GIVEN PROBLEM 1 -> In the EPM text below, reproduce word for word the passage that begins at the words "Enterprise and corporate performance management are" and stops after "systems in place.".

--------------------------------

Enterprise Performance Management (EPM)

What is Enterprise Performance Management?

Enterprise Performance Management (EPM) is the process of monitoring an enterprise's performance, with the goal of improving business performance. It involves budgeting, planning, forecasting; modeling the value creation of a company; consolidating results; performance analysis using key performance indicators (KPIs) such as sales, overhead, and operating costs as well as Return on Investment (ROI); and analyzing how changes in one area affect other areas.

Enterprise Performance Management (EPM) integrates ideas from Performance Management with Business Intelligence, to make actual performance information available in real-time to the relevant stakeholders. EPM uses a separate data management level to ‘harvest’ data from the operational processes and supplies it to Business Intelligence applications, such as planning, dashboards, scorecards, reporting, and analysis.

The Purpose and Goals of Enterprise Performance Management[1]

Enterprise and corporate performance management are essential for all businesses, and the following are the goals of having enterprise performance management systems in place.

  • Setting up and defining the necessary goals to ensure the fulfillment of the organization’s objectives: Goal setting is the most effective way of initiating and encouraging better performance across the organization. This helps employees focus on what’s really important. It also encourages the alignment of the individual employee objectives with the overall business objectives while optimizing an employee’s individual performance. And on top of all that, goal setting helps in the identification of the key result areas while also allowing individuals to work on improving these areas. As a result, it is a big part of measuring performance management.
  • Set the right expectations for employees and managers: You need a robust business performance management system to come up with clear expectations for the employees and managers. At the same time, it allows you to build on the current performance of an employee and then come up with a strategy and list of expectations that the employee is more likely to meet. The right expectations will bring results, meaning you shouldn’t expect a poor performer to be a top performer overnight. To set attainable, healthy, and reasonable expectations:
    • Define your expectations clearly
    • Give your reasoning behind that expectation.
    • Document the expectations
    • These steps are important because the moment your employees understand their roles, accountabilities, and responsibilities, they will be more productive and consistent.
  • Improved communication: Good communication is essential for the success of your strategic performance management system. Excellent communication defines what business performance management is because it encourages not only a good communication culture but also ensures better engagement between teams and, most importantly, the alignment of individual and business objectives. For effective communication, leverage the power of one-on-one interactions with all team members, give continuous coaching and feedback to encourage skill development, incorporate team-building activities, and encourage collaboration.
  • Setting performance standards: Enterprise and corporate performance management’s success relies on the performance standards you have set for the enterprise/business. Your business needs to set up new performance standards if you notice the following: It is also important to set performance standards for you to avoid the following management problems:
    • General lack of effort from the employees
    • Unmet goals (could result from your goals being unrealistic/ unattainable
    • Inadequate resources
    • Poor collaboration between teams
  • Coming up with individual performance and training plans: You need an enterprise performance management system for training and the improvement of the skills, knowledge, and experiences of your workforce. It’s also an important part of boosting your employee retention rates. As you know by now, you can improve employee retention by encouraging personal and career development, and you can do this by coming up with a plan to help your employees gain the desired skills and knowledge. For this to happen, identify the skills and training your employees to need, create a training budget and plan, and determine how the newly acquired skills will be applied.

--------------------------------

GIVEN PROBLEM 2 -> Quote the records exactly, beginning at their first line and stopping after the line that contains "orange-point bbox=[313, 601, 323, 611]".

--------------------------------

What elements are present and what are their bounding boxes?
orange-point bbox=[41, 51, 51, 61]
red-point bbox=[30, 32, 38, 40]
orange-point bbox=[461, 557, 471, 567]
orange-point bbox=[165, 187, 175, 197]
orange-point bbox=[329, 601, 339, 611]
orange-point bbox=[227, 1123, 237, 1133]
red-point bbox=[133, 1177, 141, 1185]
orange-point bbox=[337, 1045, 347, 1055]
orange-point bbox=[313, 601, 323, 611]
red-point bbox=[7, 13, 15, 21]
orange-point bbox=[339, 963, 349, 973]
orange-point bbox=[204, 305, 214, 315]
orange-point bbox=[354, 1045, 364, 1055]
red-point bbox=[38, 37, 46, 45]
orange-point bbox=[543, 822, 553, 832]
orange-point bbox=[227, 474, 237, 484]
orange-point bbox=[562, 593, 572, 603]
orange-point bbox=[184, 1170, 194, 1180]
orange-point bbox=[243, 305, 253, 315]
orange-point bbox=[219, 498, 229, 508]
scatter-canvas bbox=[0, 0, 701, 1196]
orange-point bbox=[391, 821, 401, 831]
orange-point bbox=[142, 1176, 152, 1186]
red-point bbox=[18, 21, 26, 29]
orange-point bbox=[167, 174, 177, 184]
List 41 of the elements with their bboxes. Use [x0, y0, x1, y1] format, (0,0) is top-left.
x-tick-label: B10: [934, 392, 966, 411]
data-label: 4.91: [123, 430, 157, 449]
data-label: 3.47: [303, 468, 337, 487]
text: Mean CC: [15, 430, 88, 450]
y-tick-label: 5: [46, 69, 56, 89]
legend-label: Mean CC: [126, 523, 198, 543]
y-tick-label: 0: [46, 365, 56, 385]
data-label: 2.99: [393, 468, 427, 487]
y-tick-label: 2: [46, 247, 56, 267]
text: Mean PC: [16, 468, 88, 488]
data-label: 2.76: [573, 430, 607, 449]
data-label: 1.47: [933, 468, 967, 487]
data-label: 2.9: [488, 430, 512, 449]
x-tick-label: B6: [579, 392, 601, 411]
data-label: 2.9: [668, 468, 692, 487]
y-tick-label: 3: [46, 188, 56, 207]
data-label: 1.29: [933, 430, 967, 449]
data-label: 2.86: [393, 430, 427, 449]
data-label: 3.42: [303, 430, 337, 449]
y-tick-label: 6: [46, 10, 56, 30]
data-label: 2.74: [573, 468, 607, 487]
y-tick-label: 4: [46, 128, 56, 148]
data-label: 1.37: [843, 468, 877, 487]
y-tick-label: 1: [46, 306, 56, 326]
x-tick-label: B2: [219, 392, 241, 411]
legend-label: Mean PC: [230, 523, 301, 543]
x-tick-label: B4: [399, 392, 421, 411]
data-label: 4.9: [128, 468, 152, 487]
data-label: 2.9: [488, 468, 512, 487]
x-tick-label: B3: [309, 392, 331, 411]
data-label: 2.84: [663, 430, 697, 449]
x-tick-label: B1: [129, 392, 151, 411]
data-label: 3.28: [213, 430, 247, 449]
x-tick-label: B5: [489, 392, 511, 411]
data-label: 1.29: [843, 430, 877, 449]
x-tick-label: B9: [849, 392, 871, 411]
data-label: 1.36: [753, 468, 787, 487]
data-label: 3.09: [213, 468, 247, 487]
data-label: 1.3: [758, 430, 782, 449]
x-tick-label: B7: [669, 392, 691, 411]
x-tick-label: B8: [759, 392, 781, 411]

--------------------------------

TASK SOLUTION 1 ->
Enterprise and corporate performance management are essential for all businesses, and the following are the goals of having enterprise performance management systems in place.

TASK SOLUTION 2 ->
What elements are present and what are their bounding boxes?
orange-point bbox=[41, 51, 51, 61]
red-point bbox=[30, 32, 38, 40]
orange-point bbox=[461, 557, 471, 567]
orange-point bbox=[165, 187, 175, 197]
orange-point bbox=[329, 601, 339, 611]
orange-point bbox=[227, 1123, 237, 1133]
red-point bbox=[133, 1177, 141, 1185]
orange-point bbox=[337, 1045, 347, 1055]
orange-point bbox=[313, 601, 323, 611]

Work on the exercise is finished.